Description of the task. Determine the number of lines in the data that include the word "South", and write only that number.
>> BEGIN Supplied data
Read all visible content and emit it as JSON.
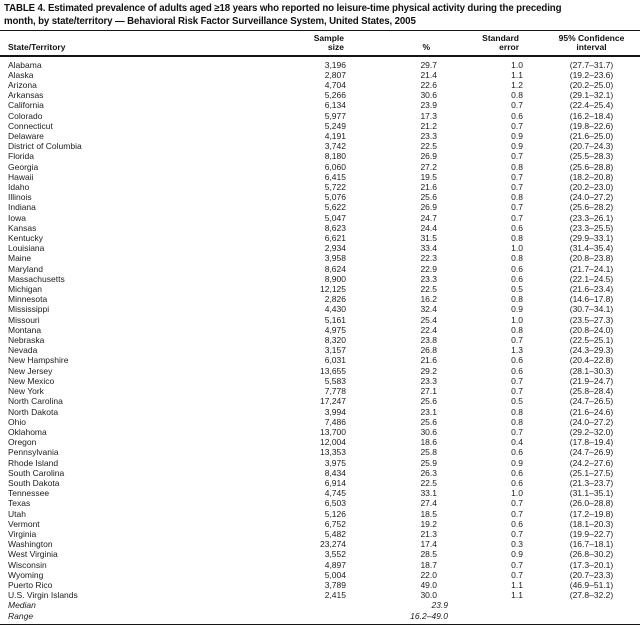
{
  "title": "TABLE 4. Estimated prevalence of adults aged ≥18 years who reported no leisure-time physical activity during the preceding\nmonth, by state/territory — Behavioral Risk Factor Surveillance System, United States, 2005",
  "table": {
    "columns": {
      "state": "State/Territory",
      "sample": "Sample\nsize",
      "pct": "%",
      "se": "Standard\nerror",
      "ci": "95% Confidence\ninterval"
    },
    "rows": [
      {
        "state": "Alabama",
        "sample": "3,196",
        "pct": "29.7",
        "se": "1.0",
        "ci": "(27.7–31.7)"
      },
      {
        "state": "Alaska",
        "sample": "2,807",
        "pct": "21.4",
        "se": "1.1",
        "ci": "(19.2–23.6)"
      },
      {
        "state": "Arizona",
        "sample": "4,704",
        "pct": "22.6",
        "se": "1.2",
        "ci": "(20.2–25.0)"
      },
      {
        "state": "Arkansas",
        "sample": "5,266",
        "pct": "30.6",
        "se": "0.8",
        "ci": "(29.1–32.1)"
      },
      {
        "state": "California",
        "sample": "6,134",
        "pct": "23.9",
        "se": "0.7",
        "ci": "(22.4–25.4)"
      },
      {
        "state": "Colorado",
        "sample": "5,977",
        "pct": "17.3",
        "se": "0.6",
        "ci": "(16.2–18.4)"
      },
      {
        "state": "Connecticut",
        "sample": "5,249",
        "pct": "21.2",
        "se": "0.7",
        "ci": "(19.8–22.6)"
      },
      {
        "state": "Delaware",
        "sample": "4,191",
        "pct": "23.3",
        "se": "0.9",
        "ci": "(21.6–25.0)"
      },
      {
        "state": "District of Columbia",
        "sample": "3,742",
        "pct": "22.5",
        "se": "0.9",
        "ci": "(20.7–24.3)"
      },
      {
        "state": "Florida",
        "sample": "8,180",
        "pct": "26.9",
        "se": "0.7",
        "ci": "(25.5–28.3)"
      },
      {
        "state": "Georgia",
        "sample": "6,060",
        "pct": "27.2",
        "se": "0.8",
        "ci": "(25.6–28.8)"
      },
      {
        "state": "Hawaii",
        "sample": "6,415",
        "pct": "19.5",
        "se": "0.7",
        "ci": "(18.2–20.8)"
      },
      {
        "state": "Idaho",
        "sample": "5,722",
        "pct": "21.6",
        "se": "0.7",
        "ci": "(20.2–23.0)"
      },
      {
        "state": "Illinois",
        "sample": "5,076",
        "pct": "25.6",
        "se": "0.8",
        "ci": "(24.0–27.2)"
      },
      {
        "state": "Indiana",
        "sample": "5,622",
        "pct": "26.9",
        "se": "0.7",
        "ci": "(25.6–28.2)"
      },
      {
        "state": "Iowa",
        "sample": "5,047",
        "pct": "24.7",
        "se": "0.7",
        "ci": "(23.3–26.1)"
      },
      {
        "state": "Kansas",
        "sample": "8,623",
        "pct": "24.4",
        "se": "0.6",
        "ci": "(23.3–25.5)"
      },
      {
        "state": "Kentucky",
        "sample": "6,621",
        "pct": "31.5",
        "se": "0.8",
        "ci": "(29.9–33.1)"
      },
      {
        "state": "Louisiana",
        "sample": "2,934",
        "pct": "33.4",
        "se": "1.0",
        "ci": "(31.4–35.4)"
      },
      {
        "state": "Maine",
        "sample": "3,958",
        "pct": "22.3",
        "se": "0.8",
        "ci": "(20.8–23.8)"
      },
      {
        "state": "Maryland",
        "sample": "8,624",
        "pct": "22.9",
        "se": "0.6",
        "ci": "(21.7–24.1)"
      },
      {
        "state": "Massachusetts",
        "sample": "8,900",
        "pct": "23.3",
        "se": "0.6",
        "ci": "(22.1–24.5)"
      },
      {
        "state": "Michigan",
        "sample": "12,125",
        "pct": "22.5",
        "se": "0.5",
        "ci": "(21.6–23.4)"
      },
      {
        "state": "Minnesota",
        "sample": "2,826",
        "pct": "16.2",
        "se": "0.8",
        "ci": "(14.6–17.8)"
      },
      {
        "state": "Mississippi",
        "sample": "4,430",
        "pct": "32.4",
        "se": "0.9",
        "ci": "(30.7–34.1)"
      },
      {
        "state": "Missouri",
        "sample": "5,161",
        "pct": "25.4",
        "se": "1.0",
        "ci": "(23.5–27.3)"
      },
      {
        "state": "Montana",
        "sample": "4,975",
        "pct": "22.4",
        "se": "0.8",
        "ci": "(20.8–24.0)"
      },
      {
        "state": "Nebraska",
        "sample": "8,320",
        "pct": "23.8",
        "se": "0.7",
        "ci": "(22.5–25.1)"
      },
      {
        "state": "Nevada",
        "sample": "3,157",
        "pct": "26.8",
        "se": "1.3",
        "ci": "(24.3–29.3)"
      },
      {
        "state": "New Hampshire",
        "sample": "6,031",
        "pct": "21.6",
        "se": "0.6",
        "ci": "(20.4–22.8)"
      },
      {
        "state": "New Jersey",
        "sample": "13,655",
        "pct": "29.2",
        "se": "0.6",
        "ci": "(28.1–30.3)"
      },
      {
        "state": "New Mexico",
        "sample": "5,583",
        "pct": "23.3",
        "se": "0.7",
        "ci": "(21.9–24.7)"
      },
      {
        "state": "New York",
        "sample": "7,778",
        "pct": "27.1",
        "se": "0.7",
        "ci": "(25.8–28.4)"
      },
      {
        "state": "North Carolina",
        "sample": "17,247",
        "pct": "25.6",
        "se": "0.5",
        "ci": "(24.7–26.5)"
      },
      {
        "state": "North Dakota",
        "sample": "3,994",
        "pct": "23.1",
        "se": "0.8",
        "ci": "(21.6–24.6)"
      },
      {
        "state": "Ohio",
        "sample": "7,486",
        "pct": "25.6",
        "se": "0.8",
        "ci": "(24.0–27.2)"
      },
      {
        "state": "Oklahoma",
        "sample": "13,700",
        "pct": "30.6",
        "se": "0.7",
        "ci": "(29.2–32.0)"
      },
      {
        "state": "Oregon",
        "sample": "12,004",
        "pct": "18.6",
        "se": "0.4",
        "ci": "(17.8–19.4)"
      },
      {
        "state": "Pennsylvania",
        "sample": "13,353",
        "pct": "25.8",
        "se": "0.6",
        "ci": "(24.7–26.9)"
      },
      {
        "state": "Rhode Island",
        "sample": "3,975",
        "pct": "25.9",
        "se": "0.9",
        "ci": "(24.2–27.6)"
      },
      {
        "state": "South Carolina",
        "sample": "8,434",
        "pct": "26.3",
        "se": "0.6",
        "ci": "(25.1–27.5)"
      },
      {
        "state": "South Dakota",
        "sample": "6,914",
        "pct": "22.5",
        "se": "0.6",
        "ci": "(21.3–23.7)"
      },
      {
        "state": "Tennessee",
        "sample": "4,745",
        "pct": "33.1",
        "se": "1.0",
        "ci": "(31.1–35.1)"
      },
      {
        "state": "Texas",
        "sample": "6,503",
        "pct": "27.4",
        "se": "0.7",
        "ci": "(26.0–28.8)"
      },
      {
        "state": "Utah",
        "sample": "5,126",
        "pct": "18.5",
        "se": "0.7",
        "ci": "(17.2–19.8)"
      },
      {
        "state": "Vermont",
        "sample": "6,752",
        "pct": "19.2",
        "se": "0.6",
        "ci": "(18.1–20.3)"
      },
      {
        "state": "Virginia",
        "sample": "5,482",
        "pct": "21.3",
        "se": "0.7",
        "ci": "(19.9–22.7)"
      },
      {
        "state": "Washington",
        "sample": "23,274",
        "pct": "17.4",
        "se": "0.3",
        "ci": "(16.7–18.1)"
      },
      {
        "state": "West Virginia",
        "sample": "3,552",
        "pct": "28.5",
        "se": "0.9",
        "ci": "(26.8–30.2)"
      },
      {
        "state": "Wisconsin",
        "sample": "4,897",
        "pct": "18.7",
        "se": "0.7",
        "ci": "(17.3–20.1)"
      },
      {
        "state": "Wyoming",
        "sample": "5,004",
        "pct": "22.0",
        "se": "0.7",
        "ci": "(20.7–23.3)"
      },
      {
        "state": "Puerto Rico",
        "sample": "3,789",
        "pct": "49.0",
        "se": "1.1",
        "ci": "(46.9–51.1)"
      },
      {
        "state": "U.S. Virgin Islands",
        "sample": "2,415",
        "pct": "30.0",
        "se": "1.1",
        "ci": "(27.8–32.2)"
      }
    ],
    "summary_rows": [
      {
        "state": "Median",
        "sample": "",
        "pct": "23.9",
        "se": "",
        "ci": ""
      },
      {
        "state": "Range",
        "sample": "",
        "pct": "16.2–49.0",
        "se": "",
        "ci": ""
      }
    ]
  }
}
>> END Supplied data
Correct output. 2